Exercise aim:
Give the number of lines in the data that contain "document", and nothing more.
------------------------------------------------
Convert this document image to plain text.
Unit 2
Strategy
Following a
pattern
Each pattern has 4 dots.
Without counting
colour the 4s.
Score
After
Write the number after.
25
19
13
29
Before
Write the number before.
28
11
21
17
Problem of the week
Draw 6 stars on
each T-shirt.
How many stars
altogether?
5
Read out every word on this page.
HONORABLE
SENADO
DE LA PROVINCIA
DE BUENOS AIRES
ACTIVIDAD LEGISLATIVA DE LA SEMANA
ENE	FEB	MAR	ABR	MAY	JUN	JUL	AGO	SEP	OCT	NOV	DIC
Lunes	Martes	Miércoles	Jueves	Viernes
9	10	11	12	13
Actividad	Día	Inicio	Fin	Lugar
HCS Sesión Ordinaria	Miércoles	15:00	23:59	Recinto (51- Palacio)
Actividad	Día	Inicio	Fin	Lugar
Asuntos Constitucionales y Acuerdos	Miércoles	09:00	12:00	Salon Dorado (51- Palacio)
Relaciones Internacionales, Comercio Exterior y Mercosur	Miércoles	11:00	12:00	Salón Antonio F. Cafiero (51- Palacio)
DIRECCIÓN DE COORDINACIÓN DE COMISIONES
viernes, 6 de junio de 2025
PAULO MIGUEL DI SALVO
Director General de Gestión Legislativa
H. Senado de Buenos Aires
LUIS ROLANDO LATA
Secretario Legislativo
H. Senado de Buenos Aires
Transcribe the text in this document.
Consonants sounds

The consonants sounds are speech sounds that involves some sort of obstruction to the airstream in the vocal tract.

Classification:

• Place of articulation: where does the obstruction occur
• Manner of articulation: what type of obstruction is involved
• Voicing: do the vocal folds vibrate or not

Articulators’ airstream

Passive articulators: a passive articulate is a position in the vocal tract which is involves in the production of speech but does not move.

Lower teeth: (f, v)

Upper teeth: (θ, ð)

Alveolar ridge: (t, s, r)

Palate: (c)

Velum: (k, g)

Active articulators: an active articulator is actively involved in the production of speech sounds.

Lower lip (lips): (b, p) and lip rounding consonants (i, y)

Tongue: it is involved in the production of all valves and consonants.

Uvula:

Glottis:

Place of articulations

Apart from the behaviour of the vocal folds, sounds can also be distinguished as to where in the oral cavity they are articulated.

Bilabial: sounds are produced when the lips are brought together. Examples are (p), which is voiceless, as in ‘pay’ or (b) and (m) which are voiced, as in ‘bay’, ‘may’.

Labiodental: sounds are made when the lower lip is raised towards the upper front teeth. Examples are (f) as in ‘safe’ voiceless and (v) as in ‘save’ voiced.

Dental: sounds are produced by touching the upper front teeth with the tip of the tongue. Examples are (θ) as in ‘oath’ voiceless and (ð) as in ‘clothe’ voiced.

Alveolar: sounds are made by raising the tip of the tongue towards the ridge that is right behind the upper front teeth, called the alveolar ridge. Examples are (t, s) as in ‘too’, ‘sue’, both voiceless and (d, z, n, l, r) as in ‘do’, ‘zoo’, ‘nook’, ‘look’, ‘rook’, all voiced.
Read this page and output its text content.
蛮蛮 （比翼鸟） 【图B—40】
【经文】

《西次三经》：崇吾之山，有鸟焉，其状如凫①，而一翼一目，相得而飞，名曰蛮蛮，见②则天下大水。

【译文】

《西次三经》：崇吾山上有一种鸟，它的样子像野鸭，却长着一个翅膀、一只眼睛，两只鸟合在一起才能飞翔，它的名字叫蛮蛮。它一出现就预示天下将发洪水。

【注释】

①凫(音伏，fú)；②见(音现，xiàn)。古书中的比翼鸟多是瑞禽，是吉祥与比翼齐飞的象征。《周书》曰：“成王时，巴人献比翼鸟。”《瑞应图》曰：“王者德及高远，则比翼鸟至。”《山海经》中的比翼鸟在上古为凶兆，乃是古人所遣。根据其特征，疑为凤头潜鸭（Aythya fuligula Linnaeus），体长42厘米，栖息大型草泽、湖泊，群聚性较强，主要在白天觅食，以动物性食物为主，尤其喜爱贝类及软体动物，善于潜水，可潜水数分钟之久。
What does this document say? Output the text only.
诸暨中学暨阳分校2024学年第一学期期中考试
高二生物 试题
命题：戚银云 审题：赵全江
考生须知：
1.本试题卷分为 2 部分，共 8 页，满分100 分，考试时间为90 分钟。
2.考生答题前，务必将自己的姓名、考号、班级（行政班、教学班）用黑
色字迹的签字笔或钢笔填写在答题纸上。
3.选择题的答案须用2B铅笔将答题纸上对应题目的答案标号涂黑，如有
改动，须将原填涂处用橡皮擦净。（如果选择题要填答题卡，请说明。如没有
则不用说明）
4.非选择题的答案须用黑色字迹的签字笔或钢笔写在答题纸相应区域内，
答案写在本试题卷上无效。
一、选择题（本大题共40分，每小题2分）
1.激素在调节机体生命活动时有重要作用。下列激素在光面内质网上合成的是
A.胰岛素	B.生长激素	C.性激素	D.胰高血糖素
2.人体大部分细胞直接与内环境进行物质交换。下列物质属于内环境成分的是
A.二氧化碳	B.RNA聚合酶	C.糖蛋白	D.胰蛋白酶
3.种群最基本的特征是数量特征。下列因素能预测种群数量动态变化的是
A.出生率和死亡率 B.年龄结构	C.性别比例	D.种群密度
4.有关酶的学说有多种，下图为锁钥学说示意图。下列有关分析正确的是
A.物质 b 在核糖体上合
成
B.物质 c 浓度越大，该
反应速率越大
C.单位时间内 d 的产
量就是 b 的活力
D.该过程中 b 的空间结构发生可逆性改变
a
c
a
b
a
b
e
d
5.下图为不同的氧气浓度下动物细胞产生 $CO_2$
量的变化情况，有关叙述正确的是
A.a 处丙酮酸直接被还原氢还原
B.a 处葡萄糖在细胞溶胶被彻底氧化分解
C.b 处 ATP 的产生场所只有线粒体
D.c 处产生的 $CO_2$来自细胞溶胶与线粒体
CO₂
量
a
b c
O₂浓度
------------------------------------------------
Task answer:
3